- YOUR OBJECTIVE
Gather, from the listing beneath this task, every line holding the string "image".

[Dataset entries]
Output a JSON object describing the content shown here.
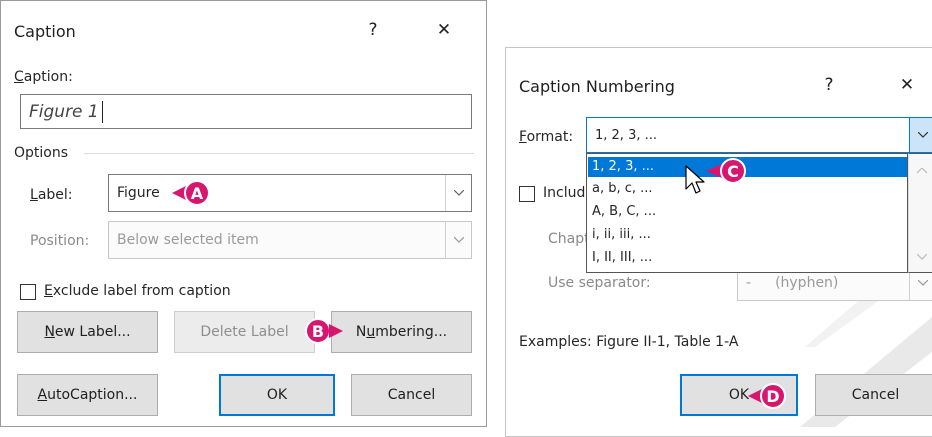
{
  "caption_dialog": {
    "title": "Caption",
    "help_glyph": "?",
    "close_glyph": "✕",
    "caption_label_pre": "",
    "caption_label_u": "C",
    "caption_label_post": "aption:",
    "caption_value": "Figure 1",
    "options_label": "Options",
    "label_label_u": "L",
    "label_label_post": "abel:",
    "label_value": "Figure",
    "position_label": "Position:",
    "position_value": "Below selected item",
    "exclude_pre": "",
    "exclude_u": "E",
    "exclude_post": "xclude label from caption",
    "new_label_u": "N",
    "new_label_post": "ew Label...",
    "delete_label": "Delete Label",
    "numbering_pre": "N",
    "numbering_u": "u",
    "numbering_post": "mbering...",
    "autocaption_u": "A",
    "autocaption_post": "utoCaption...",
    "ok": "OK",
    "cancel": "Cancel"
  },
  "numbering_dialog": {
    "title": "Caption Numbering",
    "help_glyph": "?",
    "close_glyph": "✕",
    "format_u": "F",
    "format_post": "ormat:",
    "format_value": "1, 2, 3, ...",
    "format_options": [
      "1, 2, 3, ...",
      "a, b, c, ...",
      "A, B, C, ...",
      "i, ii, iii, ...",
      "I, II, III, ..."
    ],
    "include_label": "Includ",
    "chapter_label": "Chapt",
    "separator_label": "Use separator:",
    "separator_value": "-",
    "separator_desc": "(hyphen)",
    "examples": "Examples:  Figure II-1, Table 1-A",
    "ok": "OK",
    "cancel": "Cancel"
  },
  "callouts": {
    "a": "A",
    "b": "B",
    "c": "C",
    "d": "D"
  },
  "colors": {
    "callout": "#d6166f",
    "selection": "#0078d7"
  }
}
...
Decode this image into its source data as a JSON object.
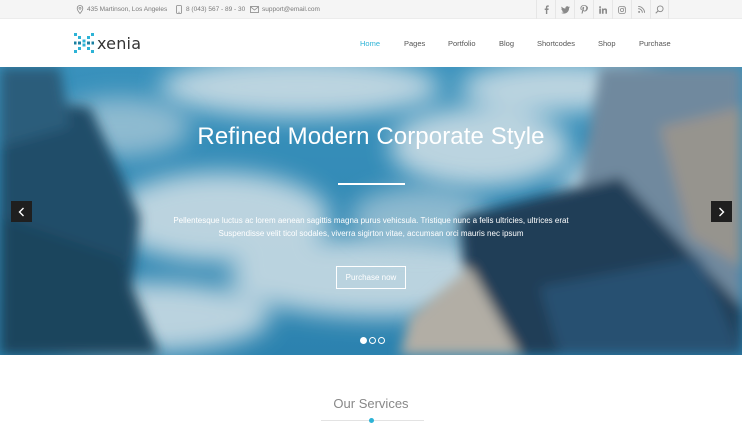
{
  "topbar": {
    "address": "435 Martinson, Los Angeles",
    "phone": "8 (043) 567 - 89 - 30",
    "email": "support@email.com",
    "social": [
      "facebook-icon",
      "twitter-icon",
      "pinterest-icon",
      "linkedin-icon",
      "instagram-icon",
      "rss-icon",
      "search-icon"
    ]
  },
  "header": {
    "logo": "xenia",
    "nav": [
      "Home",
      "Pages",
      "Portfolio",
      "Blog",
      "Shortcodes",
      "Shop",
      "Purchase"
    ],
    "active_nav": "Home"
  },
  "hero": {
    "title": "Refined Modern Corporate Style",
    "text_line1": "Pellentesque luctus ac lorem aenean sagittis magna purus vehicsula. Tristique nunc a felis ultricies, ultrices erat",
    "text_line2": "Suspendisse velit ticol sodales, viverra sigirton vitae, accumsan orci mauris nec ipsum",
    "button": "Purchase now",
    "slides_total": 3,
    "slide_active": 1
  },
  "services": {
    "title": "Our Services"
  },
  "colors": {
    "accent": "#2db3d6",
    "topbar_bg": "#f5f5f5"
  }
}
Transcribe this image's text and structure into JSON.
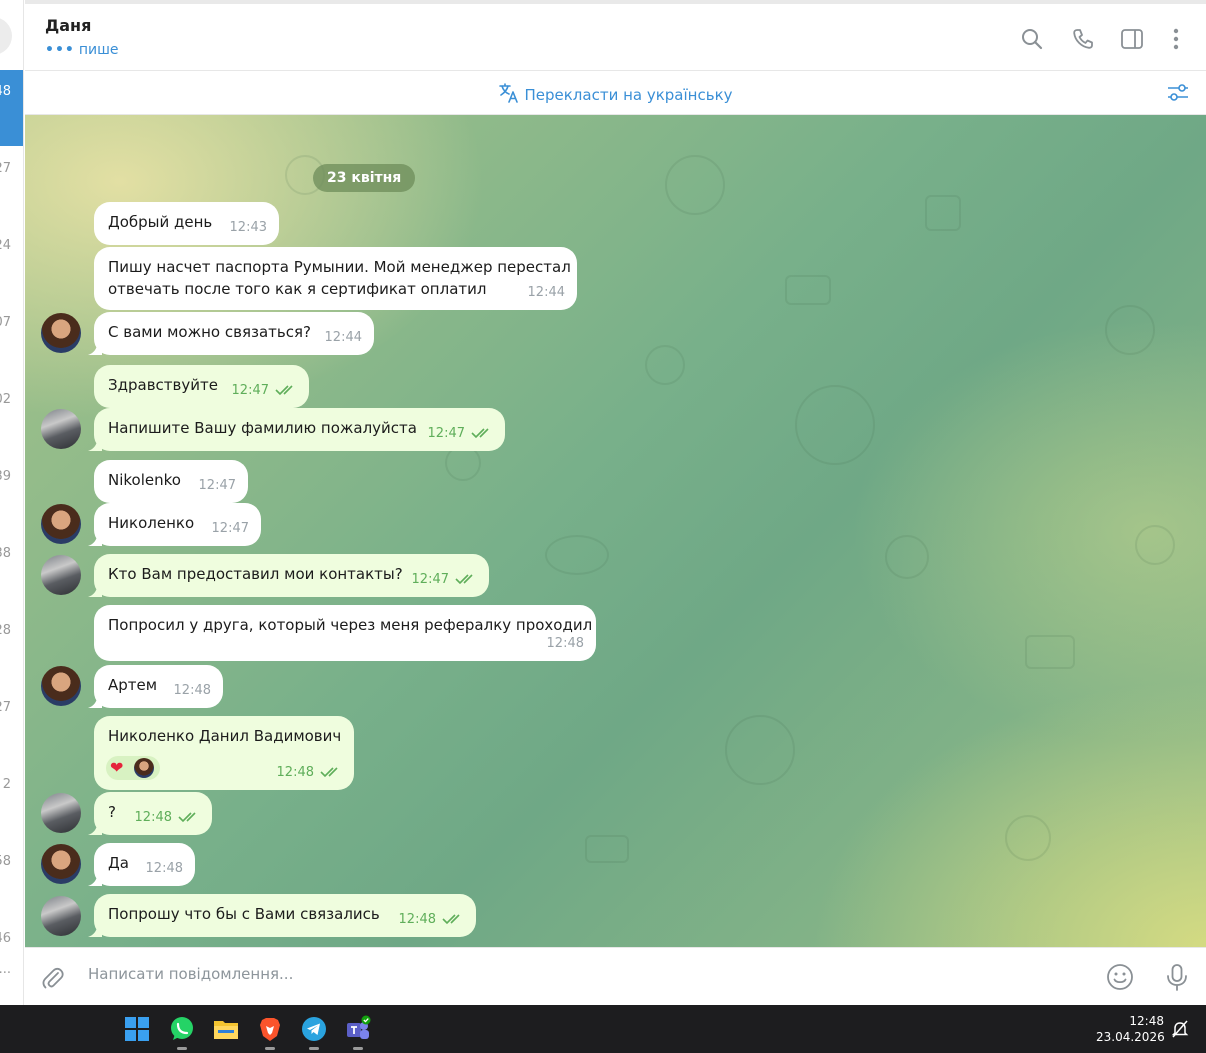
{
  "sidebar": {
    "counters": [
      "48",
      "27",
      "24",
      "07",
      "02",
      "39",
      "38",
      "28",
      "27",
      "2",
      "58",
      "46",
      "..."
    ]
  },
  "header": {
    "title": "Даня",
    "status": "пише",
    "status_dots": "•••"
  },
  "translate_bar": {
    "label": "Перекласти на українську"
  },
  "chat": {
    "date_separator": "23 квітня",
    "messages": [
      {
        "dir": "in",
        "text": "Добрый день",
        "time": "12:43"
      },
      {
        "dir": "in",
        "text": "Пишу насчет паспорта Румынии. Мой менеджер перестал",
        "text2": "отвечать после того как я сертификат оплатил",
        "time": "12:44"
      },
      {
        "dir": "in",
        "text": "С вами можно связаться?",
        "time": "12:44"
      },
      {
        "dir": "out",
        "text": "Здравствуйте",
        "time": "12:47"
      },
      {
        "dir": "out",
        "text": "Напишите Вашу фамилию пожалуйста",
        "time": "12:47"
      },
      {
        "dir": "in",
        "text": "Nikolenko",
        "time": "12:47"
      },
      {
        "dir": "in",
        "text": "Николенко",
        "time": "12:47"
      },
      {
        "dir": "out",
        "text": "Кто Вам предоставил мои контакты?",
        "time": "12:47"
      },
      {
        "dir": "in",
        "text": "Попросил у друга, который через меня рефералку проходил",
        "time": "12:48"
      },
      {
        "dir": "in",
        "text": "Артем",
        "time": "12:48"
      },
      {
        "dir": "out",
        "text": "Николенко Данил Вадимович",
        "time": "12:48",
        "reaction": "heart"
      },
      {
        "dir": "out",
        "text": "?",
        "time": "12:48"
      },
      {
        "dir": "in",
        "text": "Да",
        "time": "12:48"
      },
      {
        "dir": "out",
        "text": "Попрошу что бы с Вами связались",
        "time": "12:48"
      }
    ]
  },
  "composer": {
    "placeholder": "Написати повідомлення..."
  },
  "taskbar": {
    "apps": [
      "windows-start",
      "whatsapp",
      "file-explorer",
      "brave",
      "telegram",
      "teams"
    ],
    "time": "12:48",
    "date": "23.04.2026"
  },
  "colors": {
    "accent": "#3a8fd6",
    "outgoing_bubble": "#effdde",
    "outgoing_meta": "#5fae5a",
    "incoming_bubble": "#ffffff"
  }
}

- OUTPUT BELOW
Decode this image into its source data as a JSON object.
Transcribe this image's text and structure into JSON.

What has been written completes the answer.